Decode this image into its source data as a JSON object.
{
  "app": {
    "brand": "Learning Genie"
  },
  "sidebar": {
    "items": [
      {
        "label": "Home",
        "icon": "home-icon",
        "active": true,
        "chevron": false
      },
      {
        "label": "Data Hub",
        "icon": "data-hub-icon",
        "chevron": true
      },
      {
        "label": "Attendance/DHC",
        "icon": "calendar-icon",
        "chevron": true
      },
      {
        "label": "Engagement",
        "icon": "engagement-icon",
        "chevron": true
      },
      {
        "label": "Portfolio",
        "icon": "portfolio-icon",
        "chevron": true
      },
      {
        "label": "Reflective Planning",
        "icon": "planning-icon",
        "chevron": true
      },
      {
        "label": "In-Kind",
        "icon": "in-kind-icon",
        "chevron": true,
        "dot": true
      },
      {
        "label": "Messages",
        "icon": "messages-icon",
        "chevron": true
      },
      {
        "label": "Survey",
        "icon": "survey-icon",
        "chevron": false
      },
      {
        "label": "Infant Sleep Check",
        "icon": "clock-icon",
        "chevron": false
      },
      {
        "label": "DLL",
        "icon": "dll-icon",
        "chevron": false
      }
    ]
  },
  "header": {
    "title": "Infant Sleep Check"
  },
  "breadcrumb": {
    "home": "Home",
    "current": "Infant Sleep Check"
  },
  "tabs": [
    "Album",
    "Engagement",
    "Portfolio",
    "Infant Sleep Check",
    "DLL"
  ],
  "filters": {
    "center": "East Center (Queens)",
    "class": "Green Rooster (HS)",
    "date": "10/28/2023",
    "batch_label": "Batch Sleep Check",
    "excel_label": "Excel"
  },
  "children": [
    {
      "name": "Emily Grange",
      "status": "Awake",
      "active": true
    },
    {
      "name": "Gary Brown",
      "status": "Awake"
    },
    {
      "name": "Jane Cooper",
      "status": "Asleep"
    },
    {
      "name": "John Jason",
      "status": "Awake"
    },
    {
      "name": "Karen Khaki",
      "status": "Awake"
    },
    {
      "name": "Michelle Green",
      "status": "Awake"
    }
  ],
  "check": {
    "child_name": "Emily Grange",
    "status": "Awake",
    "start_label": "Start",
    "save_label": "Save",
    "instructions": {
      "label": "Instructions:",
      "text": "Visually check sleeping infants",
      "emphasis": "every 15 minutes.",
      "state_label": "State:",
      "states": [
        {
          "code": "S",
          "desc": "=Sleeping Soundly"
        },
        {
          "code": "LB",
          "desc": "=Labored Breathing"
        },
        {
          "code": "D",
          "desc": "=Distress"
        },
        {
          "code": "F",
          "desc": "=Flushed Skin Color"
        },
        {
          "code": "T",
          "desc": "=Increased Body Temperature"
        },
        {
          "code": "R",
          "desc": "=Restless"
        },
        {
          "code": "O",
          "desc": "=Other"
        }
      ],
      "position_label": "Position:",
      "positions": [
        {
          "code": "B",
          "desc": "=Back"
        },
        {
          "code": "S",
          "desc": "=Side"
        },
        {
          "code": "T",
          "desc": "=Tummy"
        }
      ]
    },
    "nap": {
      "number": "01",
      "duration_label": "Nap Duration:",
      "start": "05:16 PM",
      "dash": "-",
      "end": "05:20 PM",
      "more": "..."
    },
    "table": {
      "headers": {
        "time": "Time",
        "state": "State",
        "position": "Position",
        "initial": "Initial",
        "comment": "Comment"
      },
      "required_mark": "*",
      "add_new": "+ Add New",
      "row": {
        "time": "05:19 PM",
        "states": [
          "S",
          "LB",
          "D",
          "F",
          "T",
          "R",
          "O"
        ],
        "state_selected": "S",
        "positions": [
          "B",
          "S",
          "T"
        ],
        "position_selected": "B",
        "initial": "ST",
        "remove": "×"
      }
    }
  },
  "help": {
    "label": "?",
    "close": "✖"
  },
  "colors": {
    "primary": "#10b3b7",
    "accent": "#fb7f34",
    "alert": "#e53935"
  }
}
════════
Write every entry out again exactly.

Decode this image into its source data as a JSON object.
{
  "app": {
    "brand": "Learning Genie"
  },
  "sidebar": {
    "items": [
      {
        "label": "Home",
        "icon": "home-icon",
        "active": true,
        "chevron": false
      },
      {
        "label": "Data Hub",
        "icon": "data-hub-icon",
        "chevron": true
      },
      {
        "label": "Attendance/DHC",
        "icon": "calendar-icon",
        "chevron": true
      },
      {
        "label": "Engagement",
        "icon": "engagement-icon",
        "chevron": true
      },
      {
        "label": "Portfolio",
        "icon": "portfolio-icon",
        "chevron": true
      },
      {
        "label": "Reflective Planning",
        "icon": "planning-icon",
        "chevron": true
      },
      {
        "label": "In-Kind",
        "icon": "in-kind-icon",
        "chevron": true,
        "dot": true
      },
      {
        "label": "Messages",
        "icon": "messages-icon",
        "chevron": true
      },
      {
        "label": "Survey",
        "icon": "survey-icon",
        "chevron": false
      },
      {
        "label": "Infant Sleep Check",
        "icon": "clock-icon",
        "chevron": false
      },
      {
        "label": "DLL",
        "icon": "dll-icon",
        "chevron": false
      }
    ]
  },
  "header": {
    "title": "Infant Sleep Check"
  },
  "breadcrumb": {
    "home": "Home",
    "current": "Infant Sleep Check"
  },
  "tabs": [
    "Album",
    "Engagement",
    "Portfolio",
    "Infant Sleep Check",
    "DLL"
  ],
  "filters": {
    "center": "East Center (Queens)",
    "class": "Green Rooster (HS)",
    "date": "10/28/2023",
    "batch_label": "Batch Sleep Check",
    "excel_label": "Excel"
  },
  "children": [
    {
      "name": "Emily Grange",
      "status": "Awake",
      "active": true
    },
    {
      "name": "Gary Brown",
      "status": "Awake"
    },
    {
      "name": "Jane Cooper",
      "status": "Asleep"
    },
    {
      "name": "John Jason",
      "status": "Awake"
    },
    {
      "name": "Karen Khaki",
      "status": "Awake"
    },
    {
      "name": "Michelle Green",
      "status": "Awake"
    }
  ],
  "check": {
    "child_name": "Emily Grange",
    "status": "Awake",
    "start_label": "Start",
    "save_label": "Save",
    "instructions": {
      "label": "Instructions:",
      "text": "Visually check sleeping infants",
      "emphasis": "every 15 minutes.",
      "state_label": "State:",
      "states": [
        {
          "code": "S",
          "desc": "=Sleeping Soundly"
        },
        {
          "code": "LB",
          "desc": "=Labored Breathing"
        },
        {
          "code": "D",
          "desc": "=Distress"
        },
        {
          "code": "F",
          "desc": "=Flushed Skin Color"
        },
        {
          "code": "T",
          "desc": "=Increased Body Temperature"
        },
        {
          "code": "R",
          "desc": "=Restless"
        },
        {
          "code": "O",
          "desc": "=Other"
        }
      ],
      "position_label": "Position:",
      "positions": [
        {
          "code": "B",
          "desc": "=Back"
        },
        {
          "code": "S",
          "desc": "=Side"
        },
        {
          "code": "T",
          "desc": "=Tummy"
        }
      ]
    },
    "nap": {
      "number": "01",
      "duration_label": "Nap Duration:",
      "start": "05:16 PM",
      "dash": "-",
      "end": "05:20 PM",
      "more": "..."
    },
    "table": {
      "headers": {
        "time": "Time",
        "state": "State",
        "position": "Position",
        "initial": "Initial",
        "comment": "Comment"
      },
      "required_mark": "*",
      "add_new": "+ Add New",
      "row": {
        "time": "05:19 PM",
        "states": [
          "S",
          "LB",
          "D",
          "F",
          "T",
          "R",
          "O"
        ],
        "state_selected": "S",
        "positions": [
          "B",
          "S",
          "T"
        ],
        "position_selected": "B",
        "initial": "ST",
        "remove": "×"
      }
    }
  },
  "help": {
    "label": "?",
    "close": "✖"
  },
  "colors": {
    "primary": "#10b3b7",
    "accent": "#fb7f34",
    "alert": "#e53935"
  }
}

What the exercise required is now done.